* Start GIVEN INFORMATION *
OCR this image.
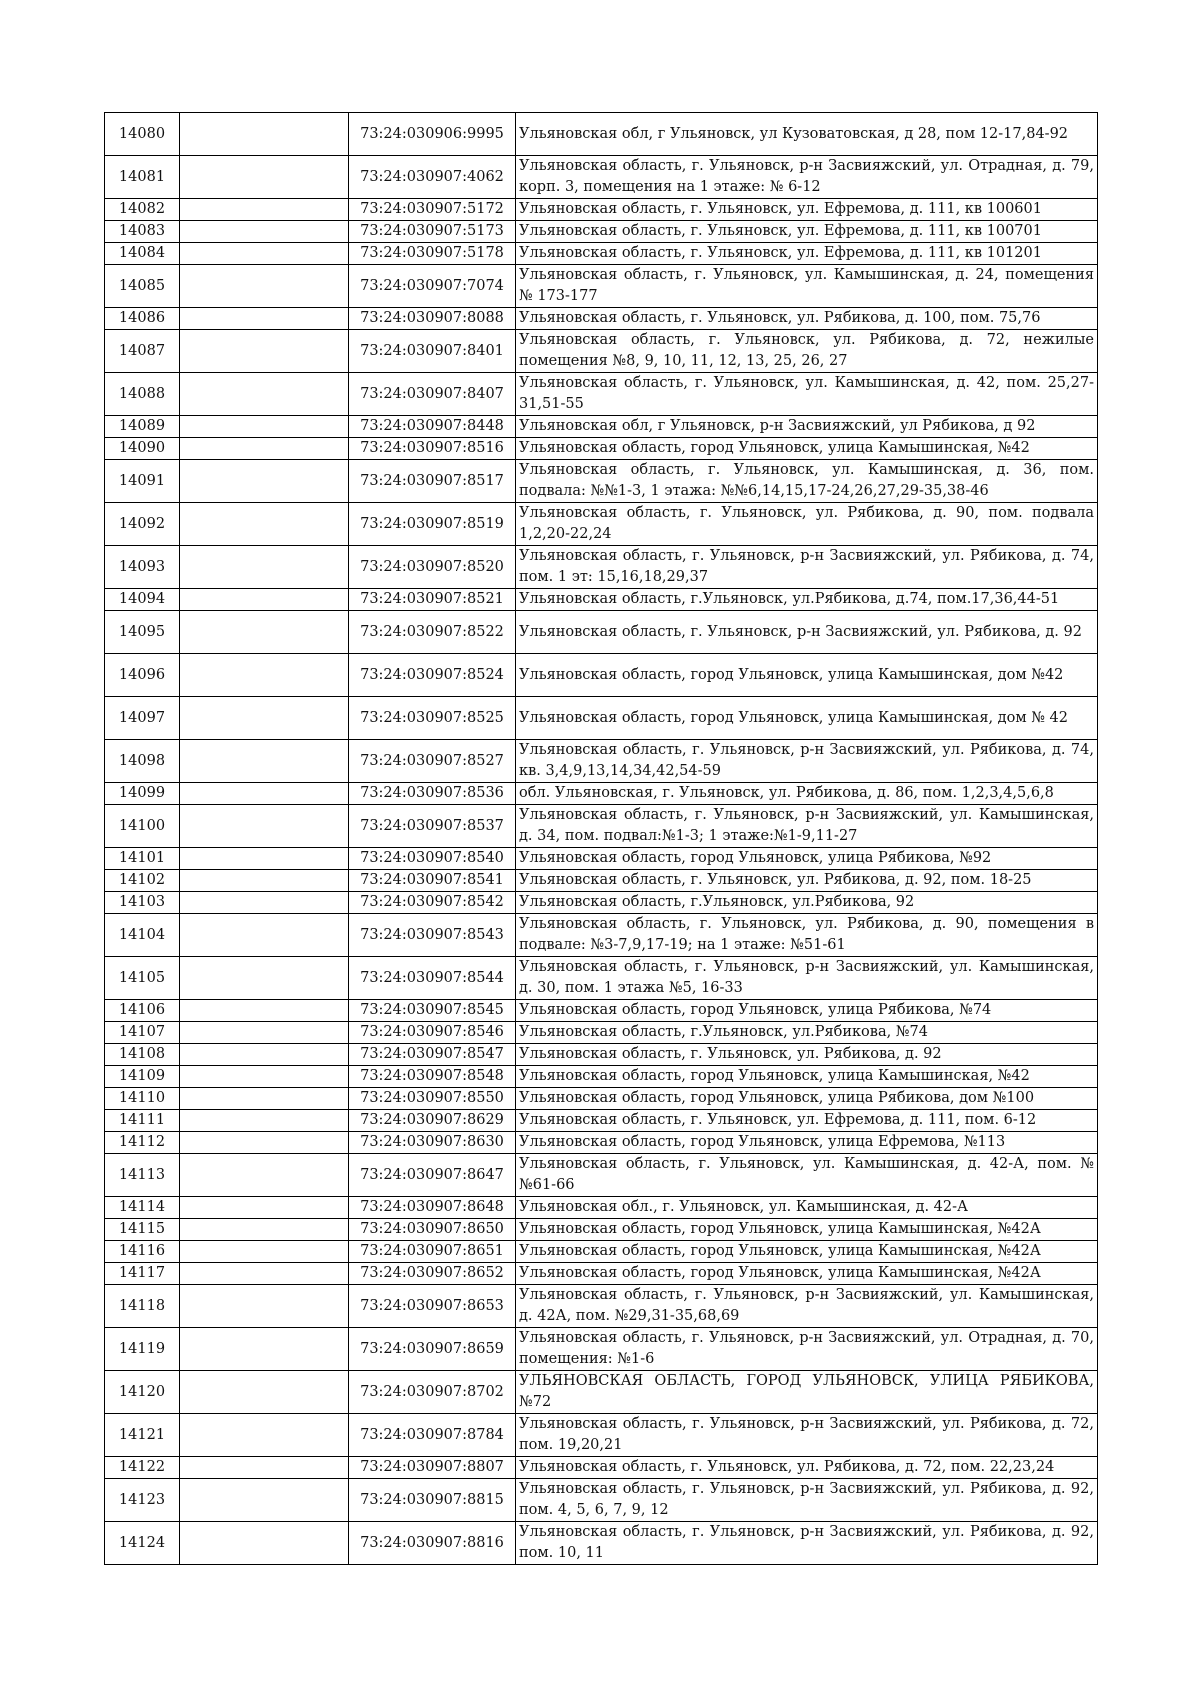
14080		73:24:030906:9995	Ульяновская обл, г Ульяновск, ул Кузоватовская, д 28, пом 12-17,84-92
14081		73:24:030907:4062	Ульяновская область, г. Ульяновск, р-н Засвияжский, ул. Отрадная, д. 79, корп. 3, помещения на 1 этаже: № 6-12
14082		73:24:030907:5172	Ульяновская область, г. Ульяновск, ул. Ефремова, д. 111, кв 100601
14083		73:24:030907:5173	Ульяновская область, г. Ульяновск, ул. Ефремова, д. 111, кв 100701
14084		73:24:030907:5178	Ульяновская область, г. Ульяновск, ул. Ефремова, д. 111, кв 101201
14085		73:24:030907:7074	Ульяновская область, г. Ульяновск, ул. Камышинская, д. 24, помещения № 173-177
14086		73:24:030907:8088	Ульяновская область, г. Ульяновск, ул. Рябикова, д. 100, пом. 75,76
14087		73:24:030907:8401	Ульяновская область, г. Ульяновск, ул. Рябикова, д. 72, нежилые помещения №8, 9, 10, 11, 12, 13, 25, 26, 27
14088		73:24:030907:8407	Ульяновская область, г. Ульяновск, ул. Камышинская, д. 42, пом. 25,27-31,51-55
14089		73:24:030907:8448	Ульяновская обл, г Ульяновск, р-н Засвияжский, ул Рябикова, д 92
14090		73:24:030907:8516	Ульяновская область, город Ульяновск, улица Камышинская, №42
14091		73:24:030907:8517	Ульяновская область, г. Ульяновск, ул. Камышинская, д. 36, пом. подвала: №№1-3, 1 этажа: №№6,14,15,17-24,26,27,29-35,38-46
14092		73:24:030907:8519	Ульяновская область, г. Ульяновск, ул. Рябикова, д. 90, пом. подвала 1,2,20-22,24
14093		73:24:030907:8520	Ульяновская область, г. Ульяновск, р-н Засвияжский, ул. Рябикова, д. 74, пом. 1 эт: 15,16,18,29,37
14094		73:24:030907:8521	Ульяновская область, г.Ульяновск, ул.Рябикова, д.74, пом.17,36,44-51
14095		73:24:030907:8522	Ульяновская область, г. Ульяновск, р-н Засвияжский, ул. Рябикова, д. 92
14096		73:24:030907:8524	Ульяновская область, город Ульяновск, улица Камышинская, дом №42
14097		73:24:030907:8525	Ульяновская область, город Ульяновск, улица Камышинская, дом № 42
14098		73:24:030907:8527	Ульяновская область, г. Ульяновск, р-н Засвияжский, ул. Рябикова, д. 74, кв. 3,4,9,13,14,34,42,54-59
14099		73:24:030907:8536	обл. Ульяновская, г. Ульяновск, ул. Рябикова, д. 86, пом. 1,2,3,4,5,6,8
14100		73:24:030907:8537	Ульяновская область, г. Ульяновск, р-н Засвияжский, ул. Камышинская, д. 34, пом. подвал:№1-3; 1 этаже:№1-9,11-27
14101		73:24:030907:8540	Ульяновская область, город Ульяновск, улица Рябикова, №92
14102		73:24:030907:8541	Ульяновская область, г. Ульяновск, ул. Рябикова, д. 92, пом. 18-25
14103		73:24:030907:8542	Ульяновская область, г.Ульяновск, ул.Рябикова, 92
14104		73:24:030907:8543	Ульяновская область, г. Ульяновск, ул. Рябикова, д. 90, помещения в подвале: №3-7,9,17-19; на 1 этаже: №51-61
14105		73:24:030907:8544	Ульяновская область, г. Ульяновск, р-н Засвияжский, ул. Камышинская, д. 30, пом. 1 этажа №5, 16-33
14106		73:24:030907:8545	Ульяновская область, город Ульяновск, улица Рябикова, №74
14107		73:24:030907:8546	Ульяновская область, г.Ульяновск, ул.Рябикова, №74
14108		73:24:030907:8547	Ульяновская область, г. Ульяновск, ул. Рябикова, д. 92
14109		73:24:030907:8548	Ульяновская область, город Ульяновск, улица Камышинская, №42
14110		73:24:030907:8550	Ульяновская область, город Ульяновск, улица Рябикова, дом №100
14111		73:24:030907:8629	Ульяновская область, г. Ульяновск, ул. Ефремова, д. 111, пом. 6-12
14112		73:24:030907:8630	Ульяновская область, город Ульяновск, улица Ефремова, №113
14113		73:24:030907:8647	Ульяновская область, г. Ульяновск, ул. Камышинская, д. 42-А, пом. №№61-66
14114		73:24:030907:8648	Ульяновская обл., г. Ульяновск, ул. Камышинская, д. 42-А
14115		73:24:030907:8650	Ульяновская область, город Ульяновск, улица Камышинская, №42А
14116		73:24:030907:8651	Ульяновская область, город Ульяновск, улица Камышинская, №42А
14117		73:24:030907:8652	Ульяновская область, город Ульяновск, улица Камышинская, №42А
14118		73:24:030907:8653	Ульяновская область, г. Ульяновск, р-н Засвияжский, ул. Камышинская, д. 42А, пом. №29,31-35,68,69
14119		73:24:030907:8659	Ульяновская область, г. Ульяновск, р-н Засвияжский, ул. Отрадная, д. 70, помещения: №1-6
14120		73:24:030907:8702	УЛЬЯНОВСКАЯ ОБЛАСТЬ, ГОРОД УЛЬЯНОВСК, УЛИЦА РЯБИКОВА, №72
14121		73:24:030907:8784	Ульяновская область, г. Ульяновск, р-н Засвияжский, ул. Рябикова, д. 72, пом. 19,20,21
14122		73:24:030907:8807	Ульяновская область, г. Ульяновск, ул. Рябикова, д. 72, пом. 22,23,24
14123		73:24:030907:8815	Ульяновская область, г. Ульяновск, р-н Засвияжский, ул. Рябикова, д. 92, пом. 4, 5, 6, 7, 9, 12
14124		73:24:030907:8816	Ульяновская область, г. Ульяновск, р-н Засвияжский, ул. Рябикова, д. 92, пом. 10, 11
* End GIVEN INFORMATION *
§ **WORK TO BE COMPLETED**:
Return the listing above in full and without alteration, excluding its pictures.

§ **RESPONSE TO THIS TASK**:
OCR this image.
14080		73:24:030906:9995	Ульяновская обл, г Ульяновск, ул Кузоватовская, д 28, пом 12-17,84-92
14081		73:24:030907:4062	Ульяновская область, г. Ульяновск, р-н Засвияжский, ул. Отрадная, д. 79, корп. 3, помещения на 1 этаже: № 6-12
14082		73:24:030907:5172	Ульяновская область, г. Ульяновск, ул. Ефремова, д. 111, кв 100601
14083		73:24:030907:5173	Ульяновская область, г. Ульяновск, ул. Ефремова, д. 111, кв 100701
14084		73:24:030907:5178	Ульяновская область, г. Ульяновск, ул. Ефремова, д. 111, кв 101201
14085		73:24:030907:7074	Ульяновская область, г. Ульяновск, ул. Камышинская, д. 24, помещения № 173-177
14086		73:24:030907:8088	Ульяновская область, г. Ульяновск, ул. Рябикова, д. 100, пом. 75,76
14087		73:24:030907:8401	Ульяновская область, г. Ульяновск, ул. Рябикова, д. 72, нежилые помещения №8, 9, 10, 11, 12, 13, 25, 26, 27
14088		73:24:030907:8407	Ульяновская область, г. Ульяновск, ул. Камышинская, д. 42, пом. 25,27-31,51-55
14089		73:24:030907:8448	Ульяновская обл, г Ульяновск, р-н Засвияжский, ул Рябикова, д 92
14090		73:24:030907:8516	Ульяновская область, город Ульяновск, улица Камышинская, №42
14091		73:24:030907:8517	Ульяновская область, г. Ульяновск, ул. Камышинская, д. 36, пом. подвала: №№1-3, 1 этажа: №№6,14,15,17-24,26,27,29-35,38-46
14092		73:24:030907:8519	Ульяновская область, г. Ульяновск, ул. Рябикова, д. 90, пом. подвала 1,2,20-22,24
14093		73:24:030907:8520	Ульяновская область, г. Ульяновск, р-н Засвияжский, ул. Рябикова, д. 74, пом. 1 эт: 15,16,18,29,37
14094		73:24:030907:8521	Ульяновская область, г.Ульяновск, ул.Рябикова, д.74, пом.17,36,44-51
14095		73:24:030907:8522	Ульяновская область, г. Ульяновск, р-н Засвияжский, ул. Рябикова, д. 92
14096		73:24:030907:8524	Ульяновская область, город Ульяновск, улица Камышинская, дом №42
14097		73:24:030907:8525	Ульяновская область, город Ульяновск, улица Камышинская, дом № 42
14098		73:24:030907:8527	Ульяновская область, г. Ульяновск, р-н Засвияжский, ул. Рябикова, д. 74, кв. 3,4,9,13,14,34,42,54-59
14099		73:24:030907:8536	обл. Ульяновская, г. Ульяновск, ул. Рябикова, д. 86, пом. 1,2,3,4,5,6,8
14100		73:24:030907:8537	Ульяновская область, г. Ульяновск, р-н Засвияжский, ул. Камышинская, д. 34, пом. подвал:№1-3; 1 этаже:№1-9,11-27
14101		73:24:030907:8540	Ульяновская область, город Ульяновск, улица Рябикова, №92
14102		73:24:030907:8541	Ульяновская область, г. Ульяновск, ул. Рябикова, д. 92, пом. 18-25
14103		73:24:030907:8542	Ульяновская область, г.Ульяновск, ул.Рябикова, 92
14104		73:24:030907:8543	Ульяновская область, г. Ульяновск, ул. Рябикова, д. 90, помещения в подвале: №3-7,9,17-19; на 1 этаже: №51-61
14105		73:24:030907:8544	Ульяновская область, г. Ульяновск, р-н Засвияжский, ул. Камышинская, д. 30, пом. 1 этажа №5, 16-33
14106		73:24:030907:8545	Ульяновская область, город Ульяновск, улица Рябикова, №74
14107		73:24:030907:8546	Ульяновская область, г.Ульяновск, ул.Рябикова, №74
14108		73:24:030907:8547	Ульяновская область, г. Ульяновск, ул. Рябикова, д. 92
14109		73:24:030907:8548	Ульяновская область, город Ульяновск, улица Камышинская, №42
14110		73:24:030907:8550	Ульяновская область, город Ульяновск, улица Рябикова, дом №100
14111		73:24:030907:8629	Ульяновская область, г. Ульяновск, ул. Ефремова, д. 111, пом. 6-12
14112		73:24:030907:8630	Ульяновская область, город Ульяновск, улица Ефремова, №113
14113		73:24:030907:8647	Ульяновская область, г. Ульяновск, ул. Камышинская, д. 42-А, пом. №№61-66
14114		73:24:030907:8648	Ульяновская обл., г. Ульяновск, ул. Камышинская, д. 42-А
14115		73:24:030907:8650	Ульяновская область, город Ульяновск, улица Камышинская, №42А
14116		73:24:030907:8651	Ульяновская область, город Ульяновск, улица Камышинская, №42А
14117		73:24:030907:8652	Ульяновская область, город Ульяновск, улица Камышинская, №42А
14118		73:24:030907:8653	Ульяновская область, г. Ульяновск, р-н Засвияжский, ул. Камышинская, д. 42А, пом. №29,31-35,68,69
14119		73:24:030907:8659	Ульяновская область, г. Ульяновск, р-н Засвияжский, ул. Отрадная, д. 70, помещения: №1-6
14120		73:24:030907:8702	УЛЬЯНОВСКАЯ ОБЛАСТЬ, ГОРОД УЛЬЯНОВСК, УЛИЦА РЯБИКОВА, №72
14121		73:24:030907:8784	Ульяновская область, г. Ульяновск, р-н Засвияжский, ул. Рябикова, д. 72, пом. 19,20,21
14122		73:24:030907:8807	Ульяновская область, г. Ульяновск, ул. Рябикова, д. 72, пом. 22,23,24
14123		73:24:030907:8815	Ульяновская область, г. Ульяновск, р-н Засвияжский, ул. Рябикова, д. 92, пом. 4, 5, 6, 7, 9, 12
14124		73:24:030907:8816	Ульяновская область, г. Ульяновск, р-н Засвияжский, ул. Рябикова, д. 92, пом. 10, 11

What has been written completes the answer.